══ Extract provided ══
My constituents in Iver obviously live some distance from the main HS2 route and have not previously been concerned with it, except in so far as the Heathrow link plan affected them before it was withdrawn. The scheme raises two distinct problems. First, it is difficult to understand what effect it will have on the western rail link into Heathrow. I would be interested as soon as possible to hear from the Secretary of State and from my hon. Friend the Minister as to how that impact will work in practice.

Secondly, I have in the past written to my right hon. Friend the Secretary of State to point out to him that Iver is experiencing a catastrophic problem with heavy goods vehicle movements. The number of transport depots in the immediate vicinity of the village, many of which have grown up out of existing planning uses that predate the arrival of planning control, mean that the village is slowly being strangled by the HGV movements. If one stands in Iver village high street, one will see a heavy goods vehicle coming through every 58 seconds on average. It is a narrow village shopping street and the planning development has taken place in complete disregard of those facts.

There is a possibility of relieving that by the construction of a relief road running into the back of one of those sites, but the road has to cross the path and the line of the proposed new depot. My constituents’ anxiety is that that long-sought road project will be rendered even more difficult to achieve because it is not factored in to the construction of the depot. The construction of the depot might provide the ideal moment for the construction of the road, but if that does not take place when the depot is constructed, it might be impossible thereafter for it to occur at all.
═══
══ Dataset content ══
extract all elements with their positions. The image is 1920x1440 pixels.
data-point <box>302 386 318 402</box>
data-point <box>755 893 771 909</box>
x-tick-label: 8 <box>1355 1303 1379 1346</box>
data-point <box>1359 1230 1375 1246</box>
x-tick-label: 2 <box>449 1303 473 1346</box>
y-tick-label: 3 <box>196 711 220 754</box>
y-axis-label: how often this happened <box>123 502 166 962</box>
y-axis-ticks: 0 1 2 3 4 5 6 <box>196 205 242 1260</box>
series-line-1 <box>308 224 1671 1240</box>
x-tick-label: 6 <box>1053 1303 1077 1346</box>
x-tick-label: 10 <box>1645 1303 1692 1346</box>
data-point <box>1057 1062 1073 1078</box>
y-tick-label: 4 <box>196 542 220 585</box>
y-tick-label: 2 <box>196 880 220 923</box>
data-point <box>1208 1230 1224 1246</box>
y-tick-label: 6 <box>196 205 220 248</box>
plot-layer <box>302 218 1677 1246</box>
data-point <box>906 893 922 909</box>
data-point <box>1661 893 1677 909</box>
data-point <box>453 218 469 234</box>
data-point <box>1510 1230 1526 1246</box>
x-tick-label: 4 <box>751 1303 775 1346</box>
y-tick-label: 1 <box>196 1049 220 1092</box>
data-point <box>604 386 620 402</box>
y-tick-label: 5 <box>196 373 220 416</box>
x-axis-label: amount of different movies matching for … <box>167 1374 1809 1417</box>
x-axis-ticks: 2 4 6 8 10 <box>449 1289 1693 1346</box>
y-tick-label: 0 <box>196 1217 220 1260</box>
═══
▶ **Task goal**:
Carry on the parliamentary speech about Iver and HS2 from the point where it stops. The material isn't needed for this.

▶ **Exercise output**:
As I have said, my right hon. Friend the Secretary of State has been aware of my concerns for some time. I was aware that the scheme was around in the background, but there has been no prior notice to me of any kind that it would finally be brought to fruition. I am concerned that the Committee may not be in the best position to evaluate those issues when it comes to consider them under the petitioning process. I want to take the opportunity today to flag up my serious concerns about the knock-on consequences of the project. I can reassure my hon. Friend the Minister that, if we could use the process to provide reassurance that we will have such a back route into the Ridgeway trading estate, I am sure many of my constituents might even see some positives from the proposal, although I am mindful from what the right hon. Member for Slough said about Slough’s housing requirements that there are serious knock-on consequences.

I hope my hon. Friend the Minister can take those concerns on board. I want to flag up at this stage and repeatedly that the proposal will be unacceptable if it leaves Iver even more isolated and prey to the HGV traffic it suffers from currently.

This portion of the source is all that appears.